SOURCE EXCERPT:
=======

By retrograd, history, 6 days ago, ,

TL;DR I am thinking of holding a series of livestreams on youtube/twitch of me solving problems without having seen them beforehand. I want to highlight how to approach a medium-hard programming task when you are faced one. I want this to be a social and chill environment. Your ideas/feedback would be greatly appreciated.

## TS;WR

Hello guys! I have been doing competitive programming for a while, and lately I have been thinking about how I have developed myself during the past years, and what is different between how I used to approach problems in the beginning and how I do it nowadays. I was thinking that it would be a pretty nice idea to give back my thoughts to the community.

What I was thinking about is recording some videos or streaming myself solving some competitive programming tasks that I haven't seen before. The inspiration for this idea came from a friend (teammate) of mine who wanted to do this quite some time ago, in order to train for ICPC. The format would sound like this: you would propose tasks that you find interesting or that you had been challenged by when approaching them on first sight, and I would try to solve them during the stream (deciphering the statement, finding the solution, implementing the solution).

=======

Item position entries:
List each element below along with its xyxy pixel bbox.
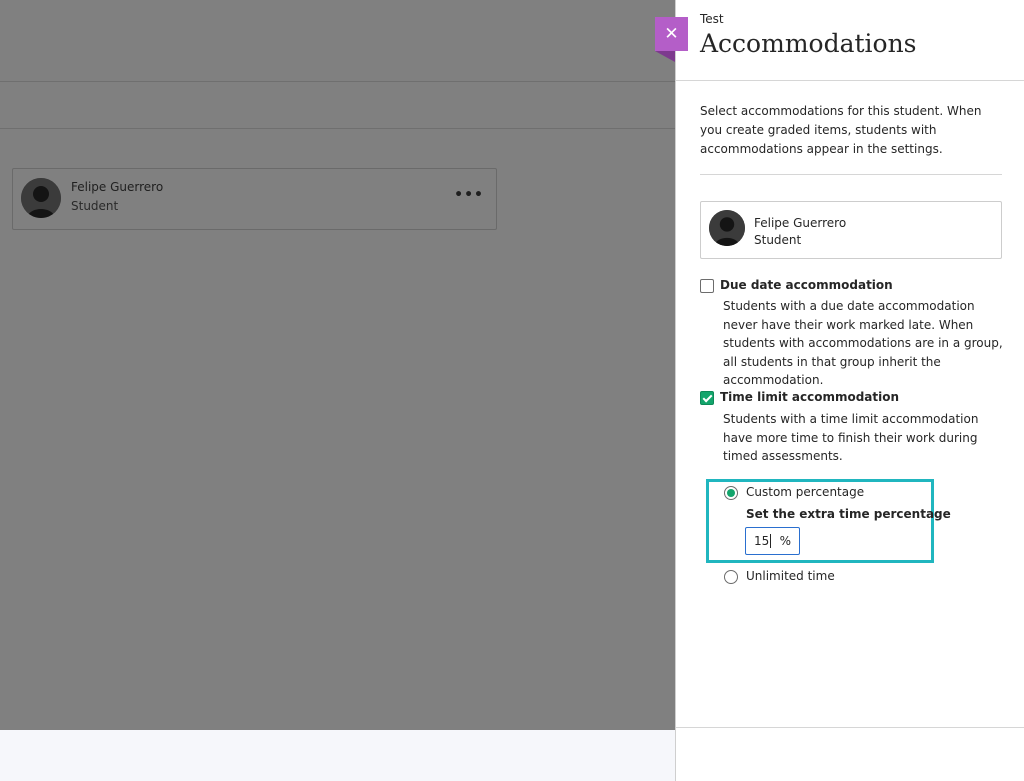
roster-card[interactable]: Felipe Guerrero Student ••• — [12, 168, 497, 230]
due-date-description: Students with a due date accommodation n… — [723, 299, 1003, 387]
page-toolbar — [0, 82, 675, 129]
person-silhouette-icon — [709, 210, 745, 246]
percentage-value[interactable]: 15 — [754, 534, 772, 548]
avatar — [709, 210, 745, 246]
custom-percentage-label[interactable]: Custom percentage — [746, 485, 864, 499]
panel-footer — [676, 727, 1024, 781]
unlimited-time-label[interactable]: Unlimited time — [746, 569, 835, 583]
more-horizontal-icon[interactable]: ••• — [454, 187, 484, 203]
student-role: Student — [754, 233, 802, 247]
percent-sign: % — [779, 534, 791, 548]
custom-percentage-radio[interactable] — [724, 486, 738, 500]
panel-title: Accommodations — [700, 29, 917, 58]
roster-role: Student — [71, 199, 119, 213]
panel-header: Test Accommodations — [676, 0, 1024, 81]
accommodations-panel: Test Accommodations Select accommodation… — [675, 0, 1024, 781]
close-tab-fold — [655, 51, 675, 62]
close-button[interactable]: ✕ — [655, 17, 688, 51]
extra-time-percentage-input[interactable]: 15 % — [745, 527, 800, 555]
due-date-checkbox[interactable] — [700, 279, 714, 293]
panel-kicker: Test — [700, 12, 724, 26]
page-overlay: Felipe Guerrero Student ••• — [0, 0, 675, 730]
due-date-label[interactable]: Due date accommodation — [720, 278, 893, 292]
person-silhouette-icon — [21, 178, 61, 218]
intro-text: Select accommodations for this student. … — [700, 104, 982, 156]
student-card: Felipe Guerrero Student — [700, 201, 1002, 259]
extra-time-label: Set the extra time percentage — [746, 507, 951, 521]
avatar — [21, 178, 61, 218]
page-header — [0, 0, 675, 82]
roster-name: Felipe Guerrero — [71, 180, 164, 194]
time-limit-checkbox[interactable] — [700, 391, 714, 405]
student-name: Felipe Guerrero — [754, 216, 847, 230]
time-limit-label[interactable]: Time limit accommodation — [720, 390, 899, 404]
close-icon: ✕ — [664, 24, 679, 44]
time-limit-description: Students with a time limit accommodation… — [723, 412, 979, 463]
unlimited-time-radio[interactable] — [724, 570, 738, 584]
divider — [700, 174, 1002, 175]
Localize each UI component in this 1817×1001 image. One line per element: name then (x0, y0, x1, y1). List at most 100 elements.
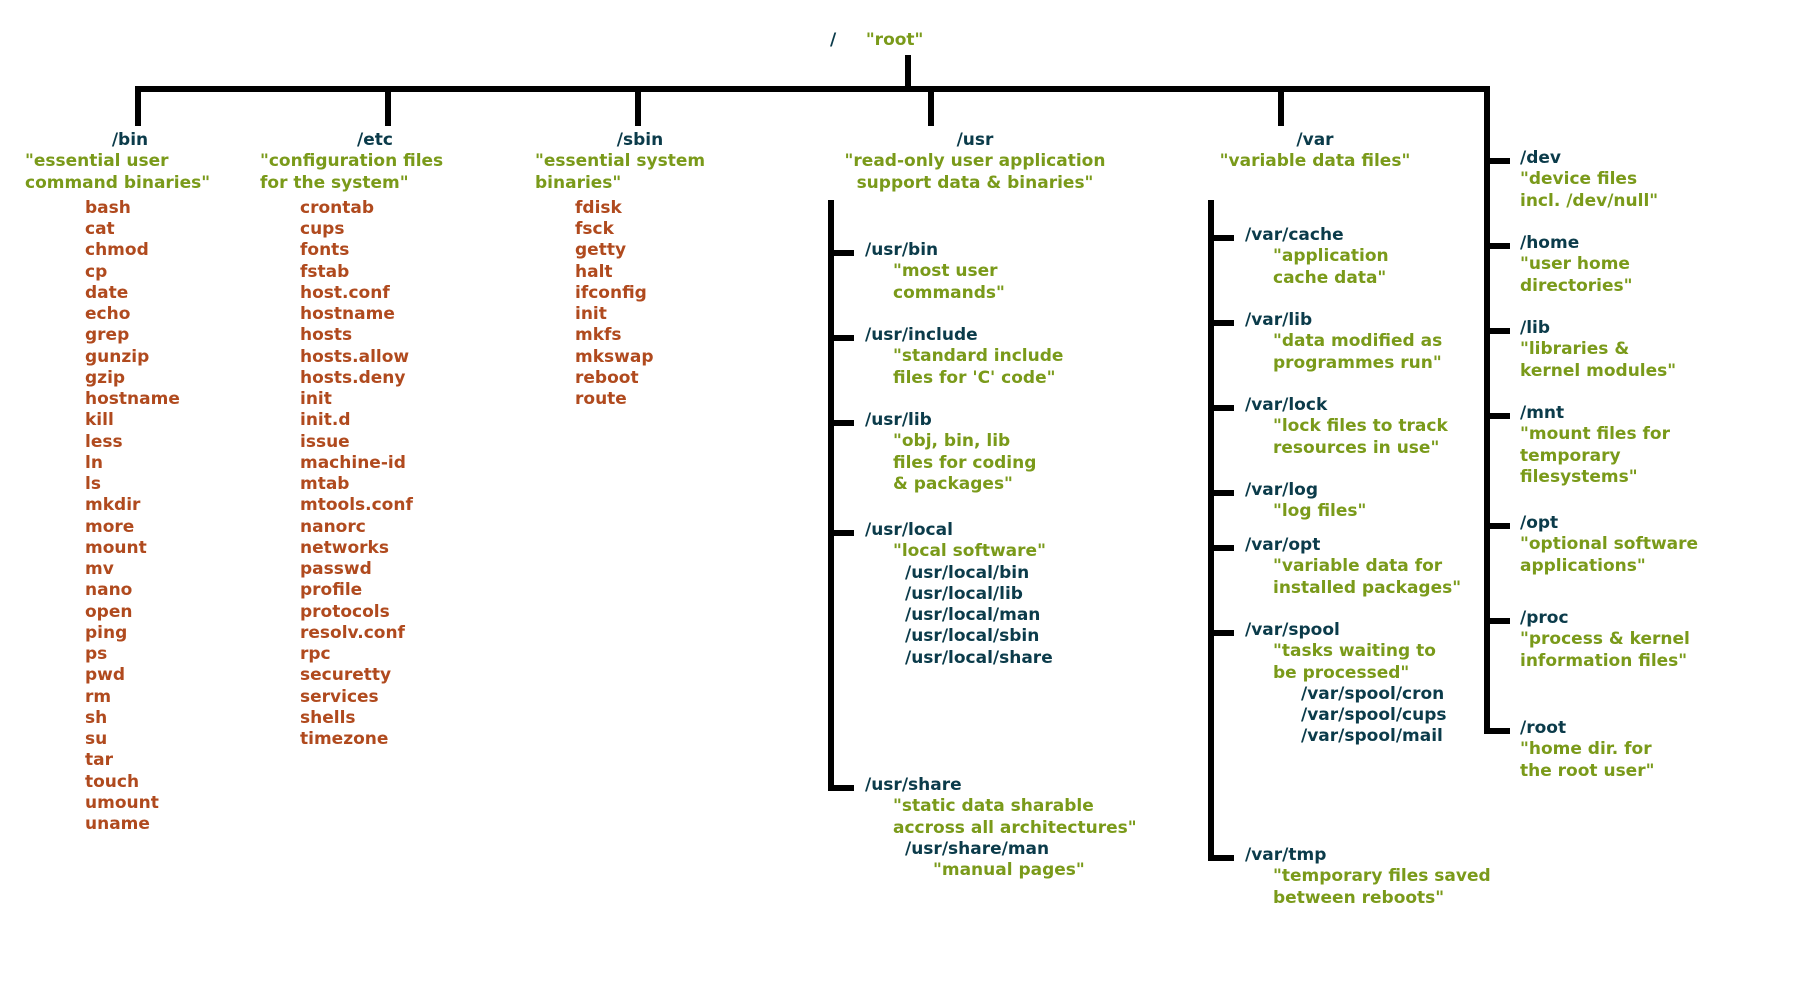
connector (1208, 405, 1234, 411)
connector (1278, 86, 1284, 126)
list-item: tar (85, 750, 235, 771)
list-item: mtab (300, 474, 490, 495)
lib-desc: "libraries & kernel modules" (1520, 339, 1676, 382)
usr-share-man-desc: "manual pages" (933, 860, 1137, 881)
list-item: fonts (300, 240, 490, 261)
list-item: securetty (300, 665, 490, 686)
var-log-path: /var/log (1245, 480, 1366, 501)
list-item: fdisk (575, 198, 745, 219)
list-item: resolv.conf (300, 623, 490, 644)
dev-path: /dev (1520, 148, 1658, 169)
list-item: chmod (85, 240, 235, 261)
list-item: nanorc (300, 517, 490, 538)
bin-files: bashcatchmodcpdateechogrepgunzipgziphost… (85, 198, 235, 836)
list-item: machine-id (300, 453, 490, 474)
usr-share-path: /usr/share (865, 775, 1137, 796)
connector (1208, 490, 1234, 496)
list-item: mtools.conf (300, 495, 490, 516)
sbin-path: /sbin (535, 130, 745, 151)
list-item: fstab (300, 262, 490, 283)
var-lib-path: /var/lib (1245, 310, 1442, 331)
opt-desc: "optional software applications" (1520, 534, 1698, 577)
connector (828, 785, 854, 791)
list-item: mkswap (575, 347, 745, 368)
rootdir-desc: "home dir. for the root user" (1520, 739, 1654, 782)
list-item: date (85, 283, 235, 304)
opt-path: /opt (1520, 513, 1698, 534)
proc-desc: "process & kernel information files" (1520, 629, 1690, 672)
list-item: host.conf (300, 283, 490, 304)
connector (1208, 855, 1234, 861)
connector (385, 86, 391, 126)
connector (1484, 158, 1510, 164)
etc-path: /etc (260, 130, 490, 151)
list-item: more (85, 517, 235, 538)
usr-share-man-path: /usr/share/man (905, 839, 1137, 860)
list-item: /var/spool/cups (1301, 705, 1447, 726)
usr-share-desc: "static data sharable accross all archit… (893, 796, 1137, 839)
connector (1484, 243, 1510, 249)
list-item: hostname (300, 304, 490, 325)
list-item: /usr/local/lib (905, 584, 1053, 605)
rootdir-path: /root (1520, 718, 1654, 739)
usr-desc: "read-only user application support data… (785, 151, 1165, 194)
list-item: shells (300, 708, 490, 729)
connector (1208, 545, 1234, 551)
lib-path: /lib (1520, 318, 1676, 339)
list-item: mkfs (575, 325, 745, 346)
list-item: ifconfig (575, 283, 745, 304)
list-item: init.d (300, 410, 490, 431)
proc-path: /proc (1520, 608, 1690, 629)
etc-desc: "configuration files for the system" (260, 151, 490, 194)
connector (635, 86, 641, 126)
var-opt-desc: "variable data for installed packages" (1273, 556, 1461, 599)
usr-bin-desc: "most user commands" (893, 261, 1005, 304)
var-tmp-desc: "temporary files saved between reboots" (1273, 866, 1491, 909)
list-item: ps (85, 644, 235, 665)
connector (1484, 728, 1510, 734)
connector (1484, 328, 1510, 334)
var-tmp-path: /var/tmp (1245, 845, 1491, 866)
list-item: hosts (300, 325, 490, 346)
connector (1208, 630, 1234, 636)
list-item: bash (85, 198, 235, 219)
usr-lib-desc: "obj, bin, lib files for coding & packag… (893, 431, 1036, 495)
connector (828, 335, 854, 341)
list-item: rm (85, 687, 235, 708)
list-item: mount (85, 538, 235, 559)
list-item: timezone (300, 729, 490, 750)
usr-bin-path: /usr/bin (865, 240, 1005, 261)
list-item: grep (85, 325, 235, 346)
connector (828, 420, 854, 426)
list-item: rpc (300, 644, 490, 665)
var-log-desc: "log files" (1273, 501, 1366, 522)
usr-include-path: /usr/include (865, 325, 1063, 346)
var-cache-desc: "application cache data" (1273, 246, 1389, 289)
list-item: hosts.allow (300, 347, 490, 368)
list-item: cat (85, 219, 235, 240)
connector (1208, 200, 1214, 860)
home-desc: "user home directories" (1520, 254, 1633, 297)
connector (135, 86, 141, 126)
list-item: profile (300, 580, 490, 601)
list-item: su (85, 729, 235, 750)
connector (135, 86, 1490, 92)
list-item: protocols (300, 602, 490, 623)
sbin-desc: "essential system binaries" (535, 151, 745, 194)
list-item: init (300, 389, 490, 410)
var-lock-path: /var/lock (1245, 395, 1448, 416)
list-item: sh (85, 708, 235, 729)
root-path: / (830, 30, 836, 50)
connector (928, 86, 934, 126)
var-cache-path: /var/cache (1245, 225, 1389, 246)
list-item: open (85, 602, 235, 623)
mnt-path: /mnt (1520, 403, 1670, 424)
usr-local-path: /usr/local (865, 520, 1053, 541)
var-spool-sub: /var/spool/cron/var/spool/cups/var/spool… (1301, 684, 1447, 748)
bin-path: /bin (25, 130, 235, 151)
list-item: ln (85, 453, 235, 474)
var-lock-desc: "lock files to track resources in use" (1273, 416, 1448, 459)
list-item: gzip (85, 368, 235, 389)
list-item: ls (85, 474, 235, 495)
list-item: kill (85, 410, 235, 431)
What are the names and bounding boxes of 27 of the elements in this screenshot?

=======

REQUIREMENT 1:
Answer these questions using the forum post about streaming competitive programming:
(a) On which two platforms does the author plan to hold the livestreams?
(b) Who inspired the idea, and what did that person want to train for?
(c) What three steps does the author say they would go through on each task during a stream?
REQUIREMENT 2:
Write the next part of the forum post about streaming competitive programming, starting after its last sentence.

EXERCISE OUTPUT 1:
(a) YouTube and Twitch.
(b) A friend and teammate of the author, who wanted to train for ICPC.
(c) Deciphering the statement, finding the solution, and implementing the solution.

EXERCISE OUTPUT 2:
## Why I want to do this

I have been coaching some people for a while, and during this time I have the feeling that somehow explaining a problem/solution turns out to be very different when you have solved the problem beforehand as opposed to coming up with it when you are facing with the task for the very first time. Not only are there a lot of pitfalls that I tend to forget having made after I had solved a problem, but also it's that a lot of the times I don't recall the thought process that needed to happen in order to solve it. That's why it's sometimes hard for me to even give hints to people, if they're stuck on a task, for example.

With this format, I am hoping to capture and highlight the general thought process that happens between reading the statement of a problem and getting AC on it, in addition to the solution itself. It might also include tips on implementation and debugging along the way.

## Some more details (FAQ style)

So is this some sort of online coaching sessions?

Yes and no. While the main goal of this is me trying to highlight the thought process of solving the problem, I want to see it as more of a group where you and I both discover which ideas and approaches work on tasks, and which don't

What happens when you run out of ideas for a solution?

Some problems might pose difficult for me as well, and given that I would be live, there's a high chance that I might get stuck. At these times, I think I might move on to another problem (which is probably what I would do in a contest), or ask for a hint from you guys.

What I was thinking of is a simple poll where you could add options, and vote for the best ones. This website seems to provide a quite neat interface for creating exactly what I need. You could also post a comment, and whichever comments receive most upvotes will be chosen. This way, the post will be kept more alive until the actual stream.

Some people solve contests; why don't you just do that?

While I certainly don't want to restrict myself to this proposed format, the reason why I am thinking of solving problems "offline" as opposed to during the contest boils down to the fact that even though solving contests would yield a similar scenario, I am usually more stressed during contests, and that would relate to less talking and more thinking; for now, I think solving tasks offline would provide me with enough calm to more easily and succinctly describe my thoughts.

## When is it going to happen?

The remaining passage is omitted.